### EXERCISE DESCRIPTION
Reproduce all of the data that follows, character for character.

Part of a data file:
— BEGIN —

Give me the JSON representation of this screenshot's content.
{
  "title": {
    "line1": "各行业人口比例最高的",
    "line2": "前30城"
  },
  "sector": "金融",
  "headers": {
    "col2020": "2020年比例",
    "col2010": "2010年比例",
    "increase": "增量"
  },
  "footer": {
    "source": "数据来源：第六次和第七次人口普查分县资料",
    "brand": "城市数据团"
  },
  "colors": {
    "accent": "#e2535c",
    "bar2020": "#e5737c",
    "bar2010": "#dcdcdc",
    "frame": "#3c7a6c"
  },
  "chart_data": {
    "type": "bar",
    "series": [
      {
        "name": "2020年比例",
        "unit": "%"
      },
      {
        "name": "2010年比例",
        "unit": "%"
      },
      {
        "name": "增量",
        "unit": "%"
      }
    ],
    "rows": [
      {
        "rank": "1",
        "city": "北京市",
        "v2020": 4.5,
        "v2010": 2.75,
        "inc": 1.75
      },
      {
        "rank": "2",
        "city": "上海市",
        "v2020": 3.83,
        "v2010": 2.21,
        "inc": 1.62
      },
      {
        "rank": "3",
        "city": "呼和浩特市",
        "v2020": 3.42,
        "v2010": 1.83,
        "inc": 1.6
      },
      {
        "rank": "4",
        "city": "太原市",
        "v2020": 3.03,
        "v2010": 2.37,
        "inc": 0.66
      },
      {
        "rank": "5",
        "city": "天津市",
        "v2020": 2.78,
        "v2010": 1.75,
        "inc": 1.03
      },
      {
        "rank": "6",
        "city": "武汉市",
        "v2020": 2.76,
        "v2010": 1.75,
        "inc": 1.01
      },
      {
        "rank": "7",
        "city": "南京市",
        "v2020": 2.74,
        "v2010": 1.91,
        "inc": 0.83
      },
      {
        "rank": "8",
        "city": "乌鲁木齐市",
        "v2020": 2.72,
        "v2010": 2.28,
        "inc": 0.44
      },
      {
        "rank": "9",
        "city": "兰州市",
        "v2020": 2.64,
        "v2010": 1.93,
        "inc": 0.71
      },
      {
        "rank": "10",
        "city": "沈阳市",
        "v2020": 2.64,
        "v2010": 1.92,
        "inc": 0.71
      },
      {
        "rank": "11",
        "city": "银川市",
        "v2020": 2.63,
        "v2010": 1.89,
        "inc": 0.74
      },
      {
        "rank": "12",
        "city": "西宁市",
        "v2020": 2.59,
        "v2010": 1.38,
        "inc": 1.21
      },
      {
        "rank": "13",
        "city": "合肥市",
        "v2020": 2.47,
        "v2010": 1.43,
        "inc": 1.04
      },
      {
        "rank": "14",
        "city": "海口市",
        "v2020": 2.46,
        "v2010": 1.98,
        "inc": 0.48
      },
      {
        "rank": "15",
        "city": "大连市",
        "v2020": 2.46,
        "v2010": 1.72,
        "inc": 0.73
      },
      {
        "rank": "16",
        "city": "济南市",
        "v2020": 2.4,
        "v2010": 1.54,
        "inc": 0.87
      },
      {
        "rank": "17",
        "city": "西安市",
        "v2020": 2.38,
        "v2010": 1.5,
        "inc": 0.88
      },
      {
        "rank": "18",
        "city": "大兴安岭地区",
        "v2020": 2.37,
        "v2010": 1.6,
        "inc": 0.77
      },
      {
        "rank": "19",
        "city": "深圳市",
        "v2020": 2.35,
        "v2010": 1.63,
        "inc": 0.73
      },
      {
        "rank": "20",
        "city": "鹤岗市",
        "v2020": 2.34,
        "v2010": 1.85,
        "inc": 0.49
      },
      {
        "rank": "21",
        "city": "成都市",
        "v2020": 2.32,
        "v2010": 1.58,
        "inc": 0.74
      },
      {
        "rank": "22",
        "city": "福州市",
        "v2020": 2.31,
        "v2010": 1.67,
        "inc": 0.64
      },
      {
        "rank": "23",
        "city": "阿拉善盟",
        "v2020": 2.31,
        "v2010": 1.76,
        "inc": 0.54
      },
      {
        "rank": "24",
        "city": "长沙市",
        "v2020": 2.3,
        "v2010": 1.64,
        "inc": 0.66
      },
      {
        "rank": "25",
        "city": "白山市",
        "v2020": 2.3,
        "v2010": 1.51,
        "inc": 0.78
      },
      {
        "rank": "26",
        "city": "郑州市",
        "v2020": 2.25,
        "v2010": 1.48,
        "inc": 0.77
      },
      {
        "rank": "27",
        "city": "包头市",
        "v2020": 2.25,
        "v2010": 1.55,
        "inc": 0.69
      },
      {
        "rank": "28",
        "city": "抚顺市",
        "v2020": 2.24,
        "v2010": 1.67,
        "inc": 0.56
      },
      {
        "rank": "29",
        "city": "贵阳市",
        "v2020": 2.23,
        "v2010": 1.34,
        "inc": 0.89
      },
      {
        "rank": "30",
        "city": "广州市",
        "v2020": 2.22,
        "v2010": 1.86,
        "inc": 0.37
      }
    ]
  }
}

— END —

### TASK OUTPUT
Give me the JSON representation of this screenshot's content.
{
  "title": {
    "line1": "各行业人口比例最高的",
    "line2": "前30城"
  },
  "sector": "金融",
  "headers": {
    "col2020": "2020年比例",
    "col2010": "2010年比例",
    "increase": "增量"
  },
  "footer": {
    "source": "数据来源：第六次和第七次人口普查分县资料",
    "brand": "城市数据团"
  },
  "colors": {
    "accent": "#e2535c",
    "bar2020": "#e5737c",
    "bar2010": "#dcdcdc",
    "frame": "#3c7a6c"
  },
  "chart_data": {
    "type": "bar",
    "series": [
      {
        "name": "2020年比例",
        "unit": "%"
      },
      {
        "name": "2010年比例",
        "unit": "%"
      },
      {
        "name": "增量",
        "unit": "%"
      }
    ],
    "rows": [
      {
        "rank": "1",
        "city": "北京市",
        "v2020": 4.5,
        "v2010": 2.75,
        "inc": 1.75
      },
      {
        "rank": "2",
        "city": "上海市",
        "v2020": 3.83,
        "v2010": 2.21,
        "inc": 1.62
      },
      {
        "rank": "3",
        "city": "呼和浩特市",
        "v2020": 3.42,
        "v2010": 1.83,
        "inc": 1.6
      },
      {
        "rank": "4",
        "city": "太原市",
        "v2020": 3.03,
        "v2010": 2.37,
        "inc": 0.66
      },
      {
        "rank": "5",
        "city": "天津市",
        "v2020": 2.78,
        "v2010": 1.75,
        "inc": 1.03
      },
      {
        "rank": "6",
        "city": "武汉市",
        "v2020": 2.76,
        "v2010": 1.75,
        "inc": 1.01
      },
      {
        "rank": "7",
        "city": "南京市",
        "v2020": 2.74,
        "v2010": 1.91,
        "inc": 0.83
      },
      {
        "rank": "8",
        "city": "乌鲁木齐市",
        "v2020": 2.72,
        "v2010": 2.28,
        "inc": 0.44
      },
      {
        "rank": "9",
        "city": "兰州市",
        "v2020": 2.64,
        "v2010": 1.93,
        "inc": 0.71
      },
      {
        "rank": "10",
        "city": "沈阳市",
        "v2020": 2.64,
        "v2010": 1.92,
        "inc": 0.71
      },
      {
        "rank": "11",
        "city": "银川市",
        "v2020": 2.63,
        "v2010": 1.89,
        "inc": 0.74
      },
      {
        "rank": "12",
        "city": "西宁市",
        "v2020": 2.59,
        "v2010": 1.38,
        "inc": 1.21
      },
      {
        "rank": "13",
        "city": "合肥市",
        "v2020": 2.47,
        "v2010": 1.43,
        "inc": 1.04
      },
      {
        "rank": "14",
        "city": "海口市",
        "v2020": 2.46,
        "v2010": 1.98,
        "inc": 0.48
      },
      {
        "rank": "15",
        "city": "大连市",
        "v2020": 2.46,
        "v2010": 1.72,
        "inc": 0.73
      },
      {
        "rank": "16",
        "city": "济南市",
        "v2020": 2.4,
        "v2010": 1.54,
        "inc": 0.87
      },
      {
        "rank": "17",
        "city": "西安市",
        "v2020": 2.38,
        "v2010": 1.5,
        "inc": 0.88
      },
      {
        "rank": "18",
        "city": "大兴安岭地区",
        "v2020": 2.37,
        "v2010": 1.6,
        "inc": 0.77
      },
      {
        "rank": "19",
        "city": "深圳市",
        "v2020": 2.35,
        "v2010": 1.63,
        "inc": 0.73
      },
      {
        "rank": "20",
        "city": "鹤岗市",
        "v2020": 2.34,
        "v2010": 1.85,
        "inc": 0.49
      },
      {
        "rank": "21",
        "city": "成都市",
        "v2020": 2.32,
        "v2010": 1.58,
        "inc": 0.74
      },
      {
        "rank": "22",
        "city": "福州市",
        "v2020": 2.31,
        "v2010": 1.67,
        "inc": 0.64
      },
      {
        "rank": "23",
        "city": "阿拉善盟",
        "v2020": 2.31,
        "v2010": 1.76,
        "inc": 0.54
      },
      {
        "rank": "24",
        "city": "长沙市",
        "v2020": 2.3,
        "v2010": 1.64,
        "inc": 0.66
      },
      {
        "rank": "25",
        "city": "白山市",
        "v2020": 2.3,
        "v2010": 1.51,
        "inc": 0.78
      },
      {
        "rank": "26",
        "city": "郑州市",
        "v2020": 2.25,
        "v2010": 1.48,
        "inc": 0.77
      },
      {
        "rank": "27",
        "city": "包头市",
        "v2020": 2.25,
        "v2010": 1.55,
        "inc": 0.69
      },
      {
        "rank": "28",
        "city": "抚顺市",
        "v2020": 2.24,
        "v2010": 1.67,
        "inc": 0.56
      },
      {
        "rank": "29",
        "city": "贵阳市",
        "v2020": 2.23,
        "v2010": 1.34,
        "inc": 0.89
      },
      {
        "rank": "30",
        "city": "广州市",
        "v2020": 2.22,
        "v2010": 1.86,
        "inc": 0.37
      }
    ]
  }
}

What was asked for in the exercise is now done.